Rows from a figure dataset:
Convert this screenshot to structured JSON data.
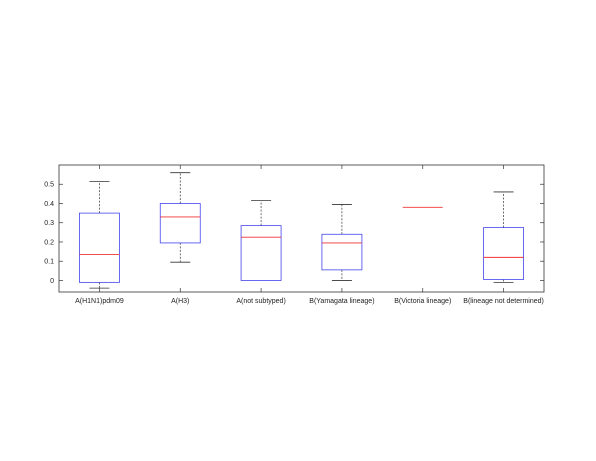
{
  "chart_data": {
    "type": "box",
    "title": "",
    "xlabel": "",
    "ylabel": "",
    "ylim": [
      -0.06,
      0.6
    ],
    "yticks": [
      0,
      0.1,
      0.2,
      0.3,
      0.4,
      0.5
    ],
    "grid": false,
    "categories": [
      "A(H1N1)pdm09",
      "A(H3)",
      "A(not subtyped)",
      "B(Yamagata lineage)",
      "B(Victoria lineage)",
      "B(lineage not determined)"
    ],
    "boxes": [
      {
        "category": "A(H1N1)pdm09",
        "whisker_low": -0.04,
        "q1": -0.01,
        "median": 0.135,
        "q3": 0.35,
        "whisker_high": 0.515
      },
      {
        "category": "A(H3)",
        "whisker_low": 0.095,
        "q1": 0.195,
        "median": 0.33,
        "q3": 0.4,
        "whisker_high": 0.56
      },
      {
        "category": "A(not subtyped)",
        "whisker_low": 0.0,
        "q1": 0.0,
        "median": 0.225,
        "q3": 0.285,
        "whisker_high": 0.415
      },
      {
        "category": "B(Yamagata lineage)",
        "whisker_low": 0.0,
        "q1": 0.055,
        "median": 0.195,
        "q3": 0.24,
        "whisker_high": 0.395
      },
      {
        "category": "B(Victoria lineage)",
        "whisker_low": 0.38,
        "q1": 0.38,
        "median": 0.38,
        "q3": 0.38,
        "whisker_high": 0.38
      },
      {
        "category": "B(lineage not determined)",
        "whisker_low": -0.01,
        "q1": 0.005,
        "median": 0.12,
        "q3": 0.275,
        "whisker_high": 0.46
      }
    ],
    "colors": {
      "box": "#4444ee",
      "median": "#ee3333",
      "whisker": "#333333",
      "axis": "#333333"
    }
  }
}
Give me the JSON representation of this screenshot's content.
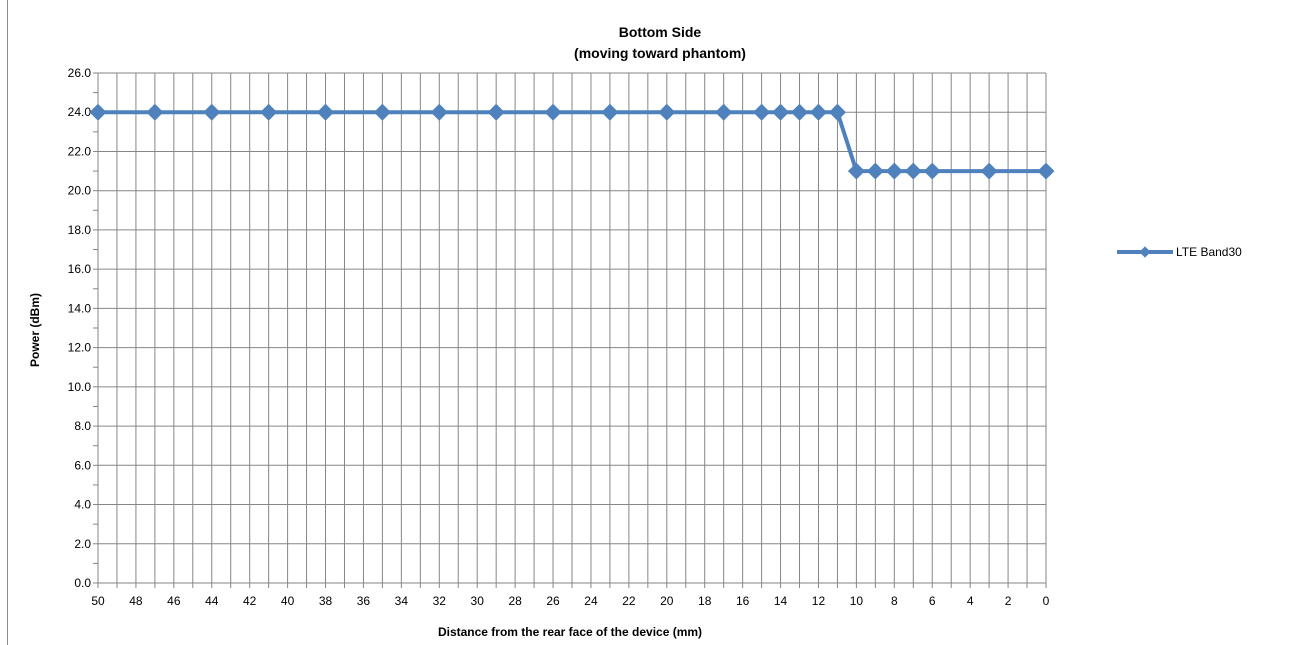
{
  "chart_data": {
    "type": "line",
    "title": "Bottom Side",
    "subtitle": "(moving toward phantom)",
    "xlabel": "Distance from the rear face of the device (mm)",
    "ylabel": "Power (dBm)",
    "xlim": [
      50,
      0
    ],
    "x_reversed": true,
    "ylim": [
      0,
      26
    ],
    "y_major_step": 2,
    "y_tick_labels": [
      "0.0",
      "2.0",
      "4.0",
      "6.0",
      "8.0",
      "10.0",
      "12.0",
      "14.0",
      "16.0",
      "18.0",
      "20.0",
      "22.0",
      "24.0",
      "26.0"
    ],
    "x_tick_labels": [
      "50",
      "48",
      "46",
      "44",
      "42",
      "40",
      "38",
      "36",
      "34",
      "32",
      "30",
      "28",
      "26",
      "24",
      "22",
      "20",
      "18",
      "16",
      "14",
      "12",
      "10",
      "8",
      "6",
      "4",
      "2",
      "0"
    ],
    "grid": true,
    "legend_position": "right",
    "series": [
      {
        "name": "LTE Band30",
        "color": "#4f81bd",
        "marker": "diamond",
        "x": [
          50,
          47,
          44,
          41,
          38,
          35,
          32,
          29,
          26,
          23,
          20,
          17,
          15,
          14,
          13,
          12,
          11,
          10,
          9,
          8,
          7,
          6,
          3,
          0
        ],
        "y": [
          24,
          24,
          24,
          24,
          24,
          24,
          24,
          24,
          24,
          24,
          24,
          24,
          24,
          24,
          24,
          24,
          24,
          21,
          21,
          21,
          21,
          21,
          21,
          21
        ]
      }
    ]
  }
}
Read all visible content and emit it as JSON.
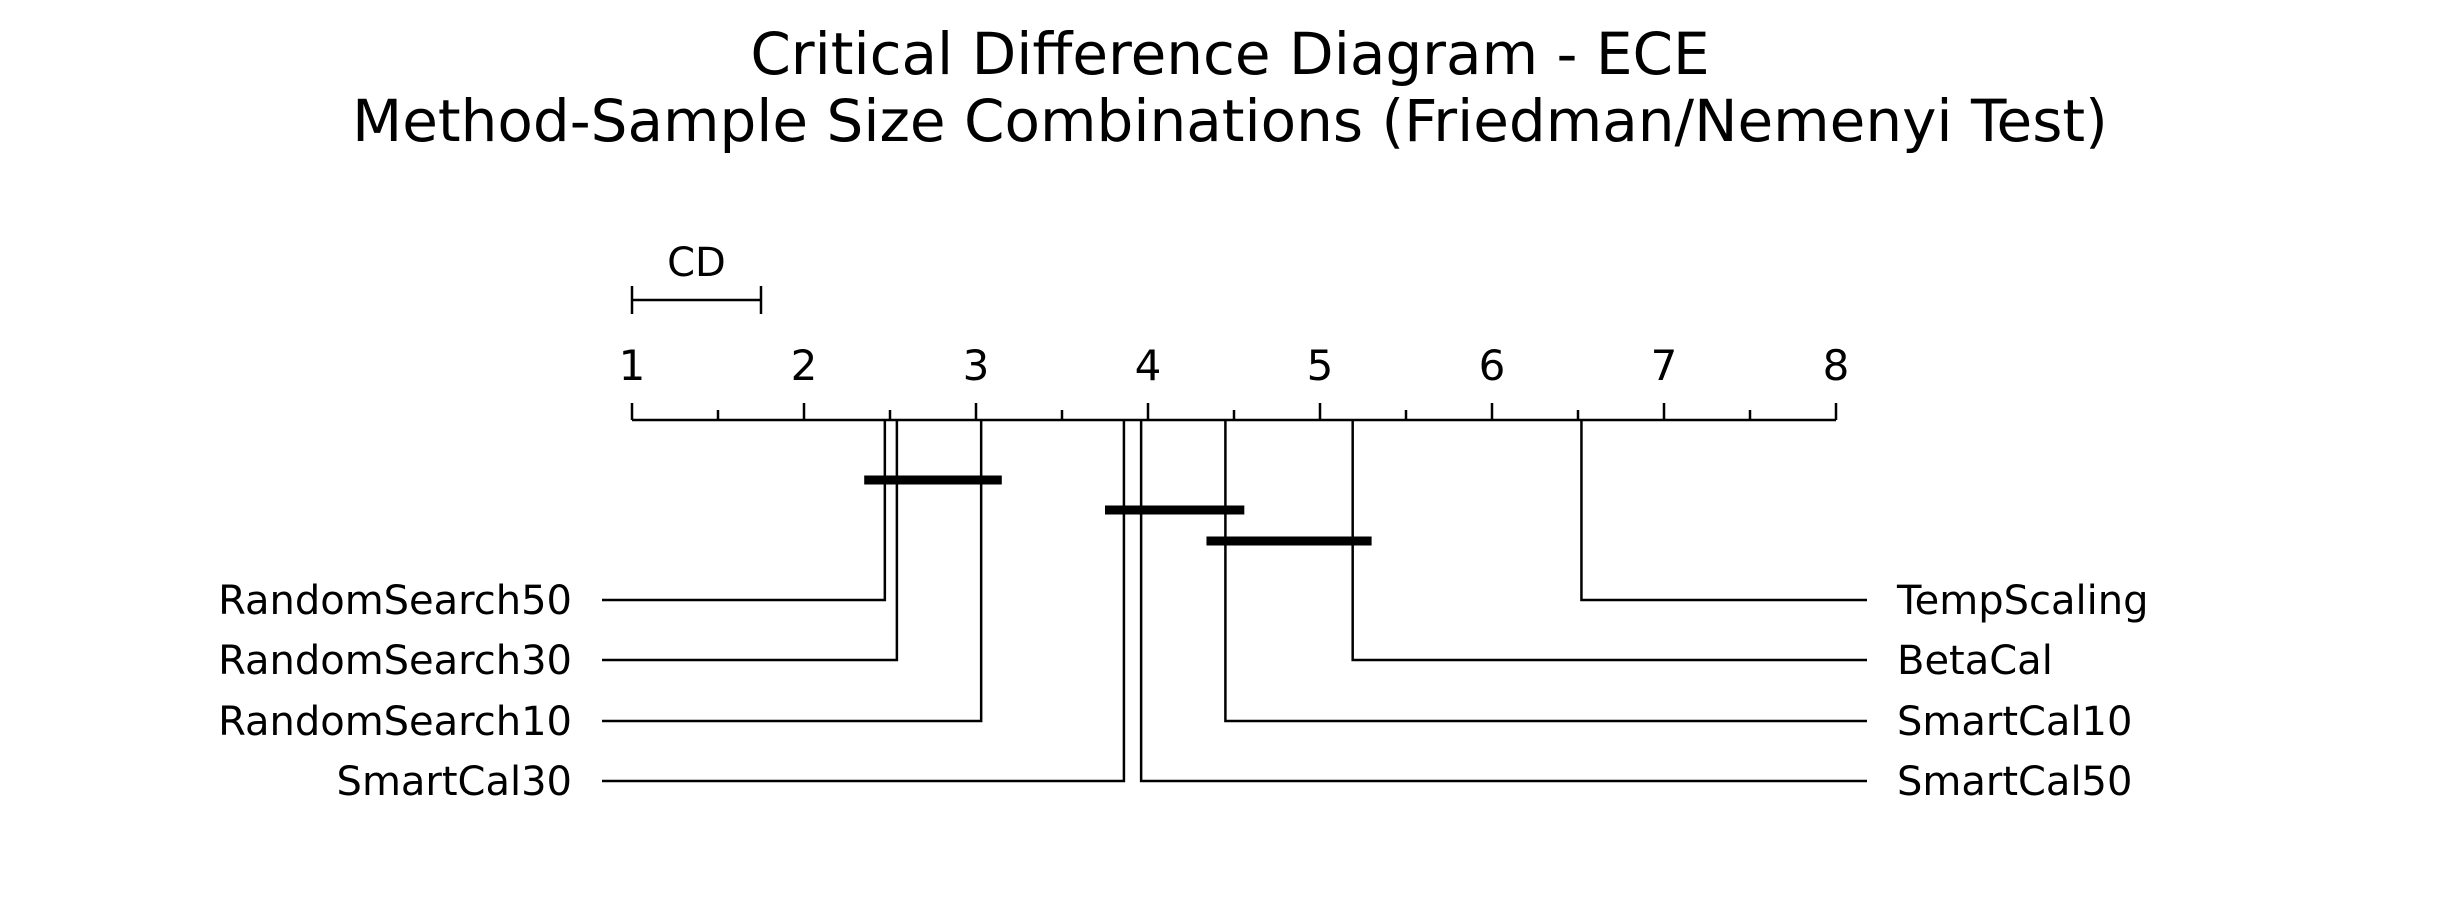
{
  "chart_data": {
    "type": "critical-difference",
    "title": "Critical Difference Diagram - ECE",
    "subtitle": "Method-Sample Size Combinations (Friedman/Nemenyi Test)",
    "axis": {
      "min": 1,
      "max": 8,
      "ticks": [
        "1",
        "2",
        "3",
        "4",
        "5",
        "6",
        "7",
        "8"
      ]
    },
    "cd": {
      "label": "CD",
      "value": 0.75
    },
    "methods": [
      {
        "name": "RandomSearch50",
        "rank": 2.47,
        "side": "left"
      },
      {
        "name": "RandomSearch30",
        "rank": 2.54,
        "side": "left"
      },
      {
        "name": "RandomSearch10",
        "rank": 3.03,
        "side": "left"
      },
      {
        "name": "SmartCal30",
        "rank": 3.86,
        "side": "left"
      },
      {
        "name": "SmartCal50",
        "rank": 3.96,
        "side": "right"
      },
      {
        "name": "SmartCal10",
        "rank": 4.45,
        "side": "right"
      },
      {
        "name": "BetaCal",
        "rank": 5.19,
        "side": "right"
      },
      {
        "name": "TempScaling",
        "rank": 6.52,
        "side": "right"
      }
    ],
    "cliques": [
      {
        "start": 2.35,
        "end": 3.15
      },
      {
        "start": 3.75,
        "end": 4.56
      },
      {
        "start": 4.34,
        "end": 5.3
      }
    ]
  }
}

* * *

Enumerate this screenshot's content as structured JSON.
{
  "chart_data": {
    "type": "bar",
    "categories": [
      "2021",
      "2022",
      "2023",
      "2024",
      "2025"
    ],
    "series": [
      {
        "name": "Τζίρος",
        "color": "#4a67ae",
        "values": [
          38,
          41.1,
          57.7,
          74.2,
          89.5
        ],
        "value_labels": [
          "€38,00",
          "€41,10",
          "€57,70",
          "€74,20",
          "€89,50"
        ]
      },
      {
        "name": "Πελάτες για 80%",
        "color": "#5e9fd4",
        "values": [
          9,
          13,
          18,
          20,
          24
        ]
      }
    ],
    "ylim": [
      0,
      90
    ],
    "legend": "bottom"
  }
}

* * *

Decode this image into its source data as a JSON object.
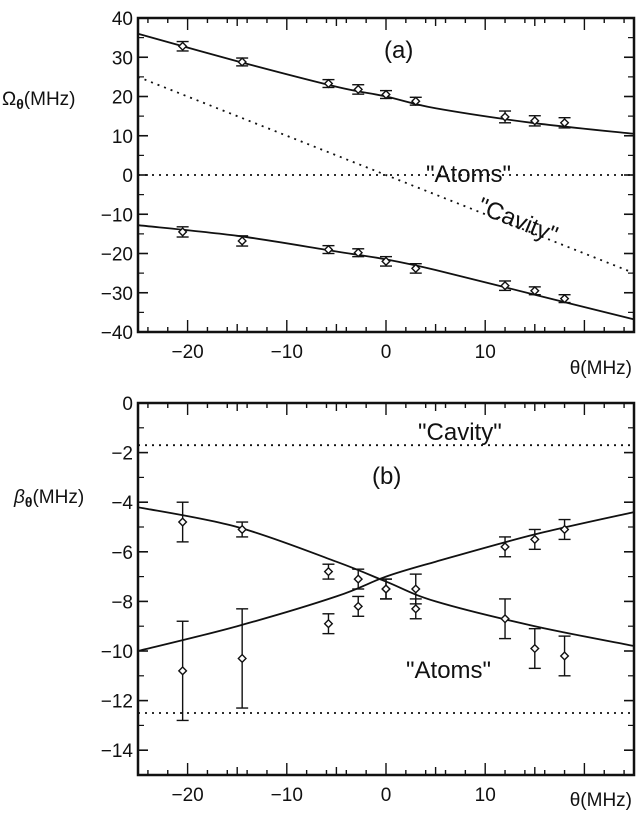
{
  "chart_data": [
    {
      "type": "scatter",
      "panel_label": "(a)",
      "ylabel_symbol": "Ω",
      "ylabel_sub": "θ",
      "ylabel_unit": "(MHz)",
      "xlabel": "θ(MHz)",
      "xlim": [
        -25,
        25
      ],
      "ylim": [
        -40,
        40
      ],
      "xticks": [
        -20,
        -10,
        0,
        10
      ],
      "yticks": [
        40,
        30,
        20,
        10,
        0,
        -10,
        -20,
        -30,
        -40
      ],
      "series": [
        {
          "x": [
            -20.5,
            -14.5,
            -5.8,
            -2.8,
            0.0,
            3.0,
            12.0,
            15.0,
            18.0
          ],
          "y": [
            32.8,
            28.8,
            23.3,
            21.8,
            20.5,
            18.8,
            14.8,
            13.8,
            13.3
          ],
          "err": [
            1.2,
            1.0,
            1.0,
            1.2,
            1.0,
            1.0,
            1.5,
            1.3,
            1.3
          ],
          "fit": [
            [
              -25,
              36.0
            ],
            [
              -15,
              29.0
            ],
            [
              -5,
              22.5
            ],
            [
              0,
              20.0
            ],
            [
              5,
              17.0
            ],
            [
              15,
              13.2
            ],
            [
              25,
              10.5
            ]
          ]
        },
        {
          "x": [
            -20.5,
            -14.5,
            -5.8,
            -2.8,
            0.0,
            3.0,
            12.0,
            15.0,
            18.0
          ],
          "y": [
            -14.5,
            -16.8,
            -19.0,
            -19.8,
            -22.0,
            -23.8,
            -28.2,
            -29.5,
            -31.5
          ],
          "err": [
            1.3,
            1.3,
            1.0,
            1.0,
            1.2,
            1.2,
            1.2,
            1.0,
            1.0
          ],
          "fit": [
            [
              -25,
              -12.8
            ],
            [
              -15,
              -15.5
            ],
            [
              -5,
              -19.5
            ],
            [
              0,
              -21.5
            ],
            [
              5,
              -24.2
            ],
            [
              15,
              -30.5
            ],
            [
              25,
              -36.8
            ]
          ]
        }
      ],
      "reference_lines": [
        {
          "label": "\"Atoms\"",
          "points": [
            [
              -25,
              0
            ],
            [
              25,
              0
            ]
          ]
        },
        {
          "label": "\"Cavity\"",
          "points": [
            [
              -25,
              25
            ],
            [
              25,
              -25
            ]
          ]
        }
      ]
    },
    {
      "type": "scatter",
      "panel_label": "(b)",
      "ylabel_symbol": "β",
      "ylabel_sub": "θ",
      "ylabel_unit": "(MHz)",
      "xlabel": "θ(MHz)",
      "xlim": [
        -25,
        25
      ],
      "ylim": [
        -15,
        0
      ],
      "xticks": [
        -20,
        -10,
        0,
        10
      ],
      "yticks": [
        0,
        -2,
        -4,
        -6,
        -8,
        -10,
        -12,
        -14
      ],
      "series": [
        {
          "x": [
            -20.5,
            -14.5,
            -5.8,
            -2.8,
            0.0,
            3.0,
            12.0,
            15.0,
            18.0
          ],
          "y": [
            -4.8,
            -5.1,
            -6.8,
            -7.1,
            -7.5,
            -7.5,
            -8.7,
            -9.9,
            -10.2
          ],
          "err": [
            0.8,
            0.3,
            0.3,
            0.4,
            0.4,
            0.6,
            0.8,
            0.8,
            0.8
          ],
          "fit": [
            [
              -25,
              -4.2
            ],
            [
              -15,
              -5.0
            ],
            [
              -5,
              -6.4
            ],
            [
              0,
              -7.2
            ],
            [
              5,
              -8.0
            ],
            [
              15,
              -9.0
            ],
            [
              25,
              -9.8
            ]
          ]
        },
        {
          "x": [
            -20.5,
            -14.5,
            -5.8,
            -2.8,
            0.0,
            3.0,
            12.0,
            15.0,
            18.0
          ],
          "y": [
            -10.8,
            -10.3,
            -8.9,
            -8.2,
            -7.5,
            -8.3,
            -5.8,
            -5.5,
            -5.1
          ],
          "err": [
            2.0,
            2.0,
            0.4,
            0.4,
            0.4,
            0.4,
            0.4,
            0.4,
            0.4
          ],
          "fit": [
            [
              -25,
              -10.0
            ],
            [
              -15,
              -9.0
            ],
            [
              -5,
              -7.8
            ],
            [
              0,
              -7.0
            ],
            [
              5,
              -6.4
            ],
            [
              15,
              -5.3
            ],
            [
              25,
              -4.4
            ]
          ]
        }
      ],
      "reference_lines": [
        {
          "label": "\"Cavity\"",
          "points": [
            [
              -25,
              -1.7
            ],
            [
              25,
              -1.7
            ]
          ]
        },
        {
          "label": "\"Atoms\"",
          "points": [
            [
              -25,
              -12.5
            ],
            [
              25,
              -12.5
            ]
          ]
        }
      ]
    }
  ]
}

Directive: For each line above that contains the word "structured", copy that line.

Completed exercise:
Convert this screenshot to structured JSON data.
Enumerate this screenshot's content as structured JSON.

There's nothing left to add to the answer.